= Description of the task =
Each record below is to be reproduced without any change.

────────────────────

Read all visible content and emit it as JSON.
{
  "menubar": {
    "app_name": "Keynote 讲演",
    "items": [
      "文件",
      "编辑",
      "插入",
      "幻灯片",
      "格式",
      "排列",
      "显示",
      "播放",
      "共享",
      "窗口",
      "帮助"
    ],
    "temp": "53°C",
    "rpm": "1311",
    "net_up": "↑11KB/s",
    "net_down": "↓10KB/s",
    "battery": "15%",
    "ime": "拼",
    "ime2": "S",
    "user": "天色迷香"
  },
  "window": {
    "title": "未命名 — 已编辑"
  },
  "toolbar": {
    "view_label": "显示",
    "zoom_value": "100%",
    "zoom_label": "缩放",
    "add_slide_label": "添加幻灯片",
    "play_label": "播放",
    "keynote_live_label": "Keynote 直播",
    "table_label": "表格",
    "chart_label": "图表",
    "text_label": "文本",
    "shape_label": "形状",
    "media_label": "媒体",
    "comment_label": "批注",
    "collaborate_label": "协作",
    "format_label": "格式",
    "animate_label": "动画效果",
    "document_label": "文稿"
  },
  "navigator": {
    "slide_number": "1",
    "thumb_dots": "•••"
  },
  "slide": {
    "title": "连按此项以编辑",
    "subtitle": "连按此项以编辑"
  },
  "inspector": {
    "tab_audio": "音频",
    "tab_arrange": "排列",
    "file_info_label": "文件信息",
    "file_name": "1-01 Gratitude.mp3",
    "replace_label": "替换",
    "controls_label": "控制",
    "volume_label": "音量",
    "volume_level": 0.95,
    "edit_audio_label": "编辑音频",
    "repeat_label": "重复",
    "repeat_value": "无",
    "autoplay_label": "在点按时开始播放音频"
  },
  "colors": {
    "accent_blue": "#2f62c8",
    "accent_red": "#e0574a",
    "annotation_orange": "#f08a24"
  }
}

────────────────────

= Answer to this exercise =
Read all visible content and emit it as JSON.
{
  "menubar": {
    "app_name": "Keynote 讲演",
    "items": [
      "文件",
      "编辑",
      "插入",
      "幻灯片",
      "格式",
      "排列",
      "显示",
      "播放",
      "共享",
      "窗口",
      "帮助"
    ],
    "temp": "53°C",
    "rpm": "1311",
    "net_up": "↑11KB/s",
    "net_down": "↓10KB/s",
    "battery": "15%",
    "ime": "拼",
    "ime2": "S",
    "user": "天色迷香"
  },
  "window": {
    "title": "未命名 — 已编辑"
  },
  "toolbar": {
    "view_label": "显示",
    "zoom_value": "100%",
    "zoom_label": "缩放",
    "add_slide_label": "添加幻灯片",
    "play_label": "播放",
    "keynote_live_label": "Keynote 直播",
    "table_label": "表格",
    "chart_label": "图表",
    "text_label": "文本",
    "shape_label": "形状",
    "media_label": "媒体",
    "comment_label": "批注",
    "collaborate_label": "协作",
    "format_label": "格式",
    "animate_label": "动画效果",
    "document_label": "文稿"
  },
  "navigator": {
    "slide_number": "1",
    "thumb_dots": "•••"
  },
  "slide": {
    "title": "连按此项以编辑",
    "subtitle": "连按此项以编辑"
  },
  "inspector": {
    "tab_audio": "音频",
    "tab_arrange": "排列",
    "file_info_label": "文件信息",
    "file_name": "1-01 Gratitude.mp3",
    "replace_label": "替换",
    "controls_label": "控制",
    "volume_label": "音量",
    "volume_level": 0.95,
    "edit_audio_label": "编辑音频",
    "repeat_label": "重复",
    "repeat_value": "无",
    "autoplay_label": "在点按时开始播放音频"
  },
  "colors": {
    "accent_blue": "#2f62c8",
    "accent_red": "#e0574a",
    "annotation_orange": "#f08a24"
  }
}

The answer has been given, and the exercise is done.